-------- DATA TO USE --------

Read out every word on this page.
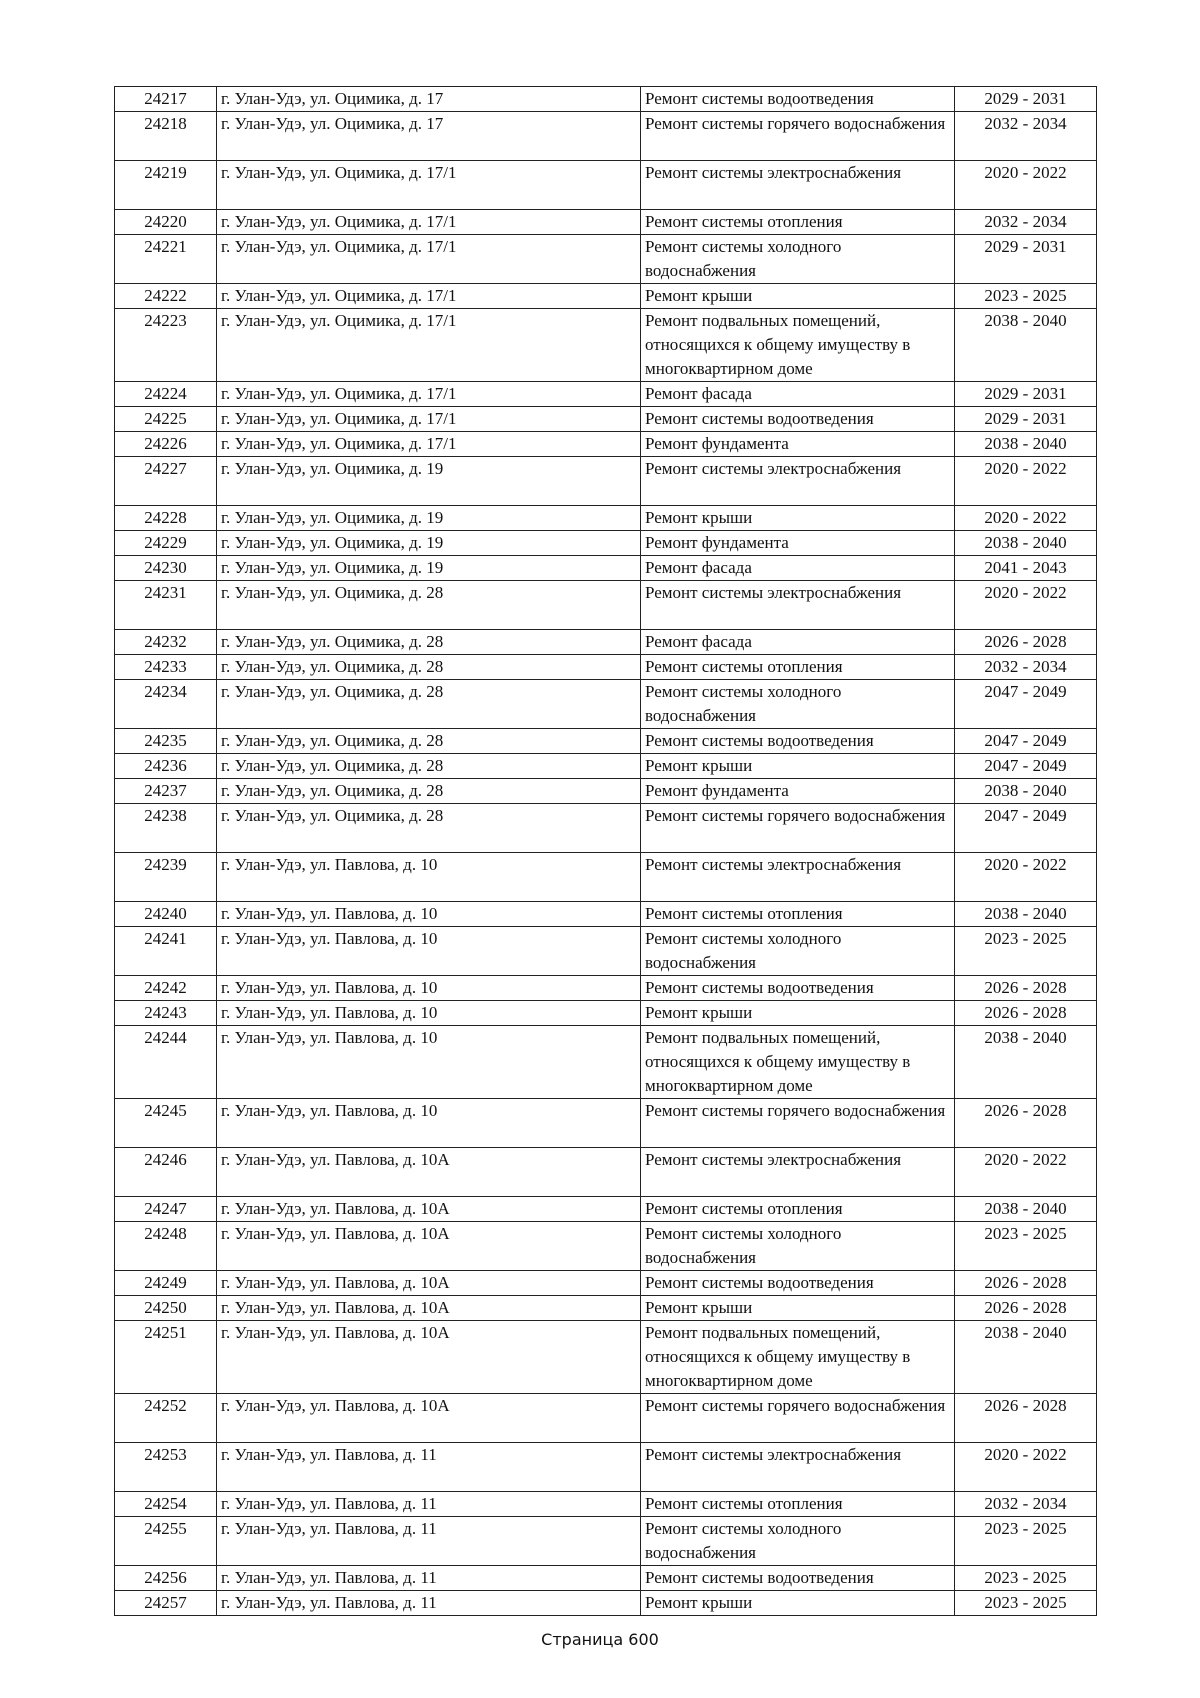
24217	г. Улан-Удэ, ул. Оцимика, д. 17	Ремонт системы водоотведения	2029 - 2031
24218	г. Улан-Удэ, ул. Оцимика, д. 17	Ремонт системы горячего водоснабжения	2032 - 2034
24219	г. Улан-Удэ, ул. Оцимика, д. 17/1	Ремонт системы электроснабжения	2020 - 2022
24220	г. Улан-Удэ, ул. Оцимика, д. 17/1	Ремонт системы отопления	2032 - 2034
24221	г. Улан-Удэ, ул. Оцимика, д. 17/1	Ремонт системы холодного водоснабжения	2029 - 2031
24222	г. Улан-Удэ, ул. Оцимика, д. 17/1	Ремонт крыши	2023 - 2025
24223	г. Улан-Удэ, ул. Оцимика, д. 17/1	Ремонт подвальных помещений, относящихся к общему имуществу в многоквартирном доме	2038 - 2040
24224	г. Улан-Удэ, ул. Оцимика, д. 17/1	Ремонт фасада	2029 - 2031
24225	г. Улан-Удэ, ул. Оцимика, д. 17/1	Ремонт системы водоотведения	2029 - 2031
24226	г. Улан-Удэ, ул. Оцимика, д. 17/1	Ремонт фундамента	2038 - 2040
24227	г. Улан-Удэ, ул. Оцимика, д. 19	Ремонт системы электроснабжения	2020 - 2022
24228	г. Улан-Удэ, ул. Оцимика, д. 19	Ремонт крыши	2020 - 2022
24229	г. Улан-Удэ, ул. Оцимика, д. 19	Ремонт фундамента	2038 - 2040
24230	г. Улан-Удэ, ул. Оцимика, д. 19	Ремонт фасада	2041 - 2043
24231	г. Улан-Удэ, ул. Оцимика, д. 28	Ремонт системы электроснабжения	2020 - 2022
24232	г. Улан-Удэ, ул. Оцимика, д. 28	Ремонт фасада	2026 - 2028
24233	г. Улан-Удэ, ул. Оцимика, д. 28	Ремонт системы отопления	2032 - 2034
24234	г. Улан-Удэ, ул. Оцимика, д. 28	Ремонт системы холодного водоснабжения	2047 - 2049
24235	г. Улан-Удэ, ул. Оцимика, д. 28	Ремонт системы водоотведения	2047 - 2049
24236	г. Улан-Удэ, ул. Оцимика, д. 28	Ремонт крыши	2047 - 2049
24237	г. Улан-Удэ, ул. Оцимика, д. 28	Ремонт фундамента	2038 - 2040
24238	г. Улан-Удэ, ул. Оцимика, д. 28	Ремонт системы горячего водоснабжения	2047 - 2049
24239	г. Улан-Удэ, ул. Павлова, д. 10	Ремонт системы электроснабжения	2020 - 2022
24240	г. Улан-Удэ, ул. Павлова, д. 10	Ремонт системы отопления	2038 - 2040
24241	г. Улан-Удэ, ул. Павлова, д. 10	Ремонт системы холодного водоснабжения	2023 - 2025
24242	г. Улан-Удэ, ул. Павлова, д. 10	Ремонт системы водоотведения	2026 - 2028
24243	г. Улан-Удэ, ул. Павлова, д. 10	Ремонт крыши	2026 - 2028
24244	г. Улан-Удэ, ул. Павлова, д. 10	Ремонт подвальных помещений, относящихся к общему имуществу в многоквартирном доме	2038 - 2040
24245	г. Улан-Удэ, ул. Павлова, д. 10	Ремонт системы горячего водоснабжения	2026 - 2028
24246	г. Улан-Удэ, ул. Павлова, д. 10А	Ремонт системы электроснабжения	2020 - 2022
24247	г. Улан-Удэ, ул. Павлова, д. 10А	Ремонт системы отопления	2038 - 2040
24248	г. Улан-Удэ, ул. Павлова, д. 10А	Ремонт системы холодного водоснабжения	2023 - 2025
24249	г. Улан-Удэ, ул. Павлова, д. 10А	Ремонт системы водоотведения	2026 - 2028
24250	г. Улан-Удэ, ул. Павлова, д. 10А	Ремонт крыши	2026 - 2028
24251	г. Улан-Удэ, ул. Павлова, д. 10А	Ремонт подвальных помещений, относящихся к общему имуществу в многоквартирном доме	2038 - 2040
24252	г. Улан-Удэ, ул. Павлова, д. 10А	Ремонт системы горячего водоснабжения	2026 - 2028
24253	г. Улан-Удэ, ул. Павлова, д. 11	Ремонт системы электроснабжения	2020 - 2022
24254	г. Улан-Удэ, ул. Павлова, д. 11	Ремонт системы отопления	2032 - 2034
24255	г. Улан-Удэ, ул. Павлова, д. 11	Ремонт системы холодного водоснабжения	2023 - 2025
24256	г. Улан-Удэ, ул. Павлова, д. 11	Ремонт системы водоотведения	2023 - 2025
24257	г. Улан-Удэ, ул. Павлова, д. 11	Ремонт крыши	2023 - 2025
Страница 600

--------
-------- DATA TO USE --------

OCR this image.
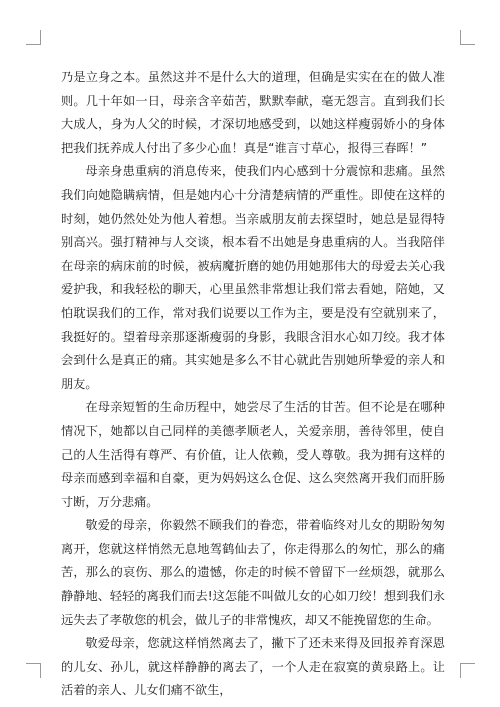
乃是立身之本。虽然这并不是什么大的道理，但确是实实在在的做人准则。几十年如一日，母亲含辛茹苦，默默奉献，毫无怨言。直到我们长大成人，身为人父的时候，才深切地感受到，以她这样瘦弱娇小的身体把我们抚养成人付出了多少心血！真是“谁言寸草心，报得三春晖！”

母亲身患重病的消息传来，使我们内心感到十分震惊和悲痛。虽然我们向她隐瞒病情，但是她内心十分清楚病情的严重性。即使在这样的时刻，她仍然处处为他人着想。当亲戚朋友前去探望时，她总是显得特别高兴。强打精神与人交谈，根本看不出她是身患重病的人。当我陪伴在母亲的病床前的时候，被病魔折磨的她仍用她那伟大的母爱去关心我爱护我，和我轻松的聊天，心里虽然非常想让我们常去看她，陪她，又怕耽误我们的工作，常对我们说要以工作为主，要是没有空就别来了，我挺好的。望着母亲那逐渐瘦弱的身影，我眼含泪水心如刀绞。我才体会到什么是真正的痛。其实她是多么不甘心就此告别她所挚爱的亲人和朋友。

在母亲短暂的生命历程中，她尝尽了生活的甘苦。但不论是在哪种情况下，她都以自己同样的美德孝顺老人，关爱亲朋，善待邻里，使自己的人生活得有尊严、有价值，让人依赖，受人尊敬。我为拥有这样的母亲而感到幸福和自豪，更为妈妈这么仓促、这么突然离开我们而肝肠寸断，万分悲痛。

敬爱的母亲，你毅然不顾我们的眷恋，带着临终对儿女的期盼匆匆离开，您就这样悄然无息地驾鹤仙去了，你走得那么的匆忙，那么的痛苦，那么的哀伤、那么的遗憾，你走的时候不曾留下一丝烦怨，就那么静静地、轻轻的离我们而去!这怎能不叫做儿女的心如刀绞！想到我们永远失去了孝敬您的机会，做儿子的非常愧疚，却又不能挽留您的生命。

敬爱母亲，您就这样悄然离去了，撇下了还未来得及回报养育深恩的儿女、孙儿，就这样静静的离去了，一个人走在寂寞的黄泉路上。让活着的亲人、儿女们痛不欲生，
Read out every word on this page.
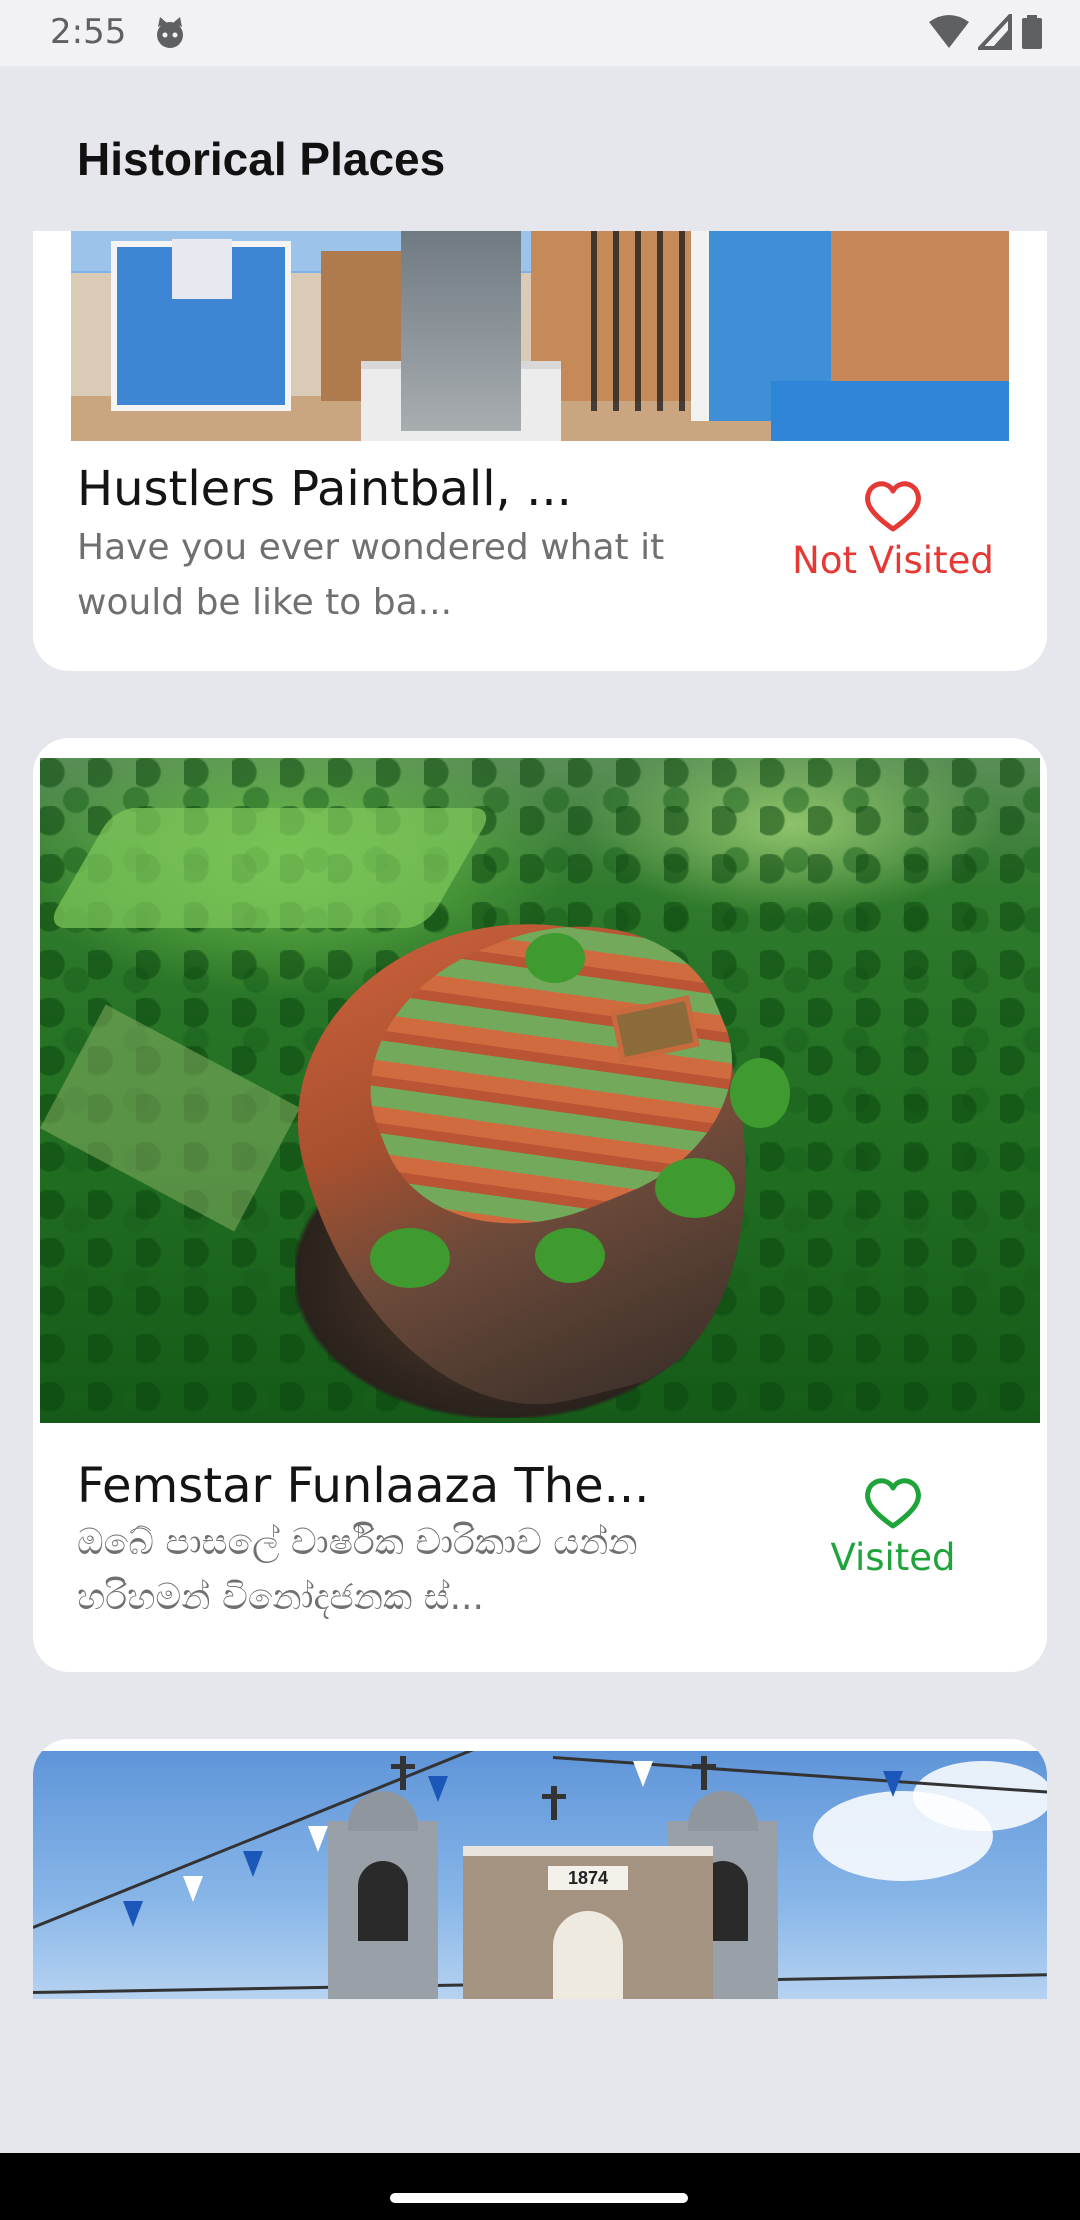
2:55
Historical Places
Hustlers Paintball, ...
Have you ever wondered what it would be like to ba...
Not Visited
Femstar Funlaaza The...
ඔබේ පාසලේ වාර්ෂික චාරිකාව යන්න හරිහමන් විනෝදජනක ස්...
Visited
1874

--------

EXERCISE
From the listing above, copy every line that holds the string "помещений".

SOLUTION
24223	г. Улан-Удэ, ул. Оцимика, д. 17/1	Ремонт подвальных помещений, относящихся к общему имуществу в многоквартирном доме	2038 - 2040
24244	г. Улан-Удэ, ул. Павлова, д. 10	Ремонт подвальных помещений, относящихся к общему имуществу в многоквартирном доме	2038 - 2040
24251	г. Улан-Удэ, ул. Павлова, д. 10А	Ремонт подвальных помещений, относящихся к общему имуществу в многоквартирном доме	2038 - 2040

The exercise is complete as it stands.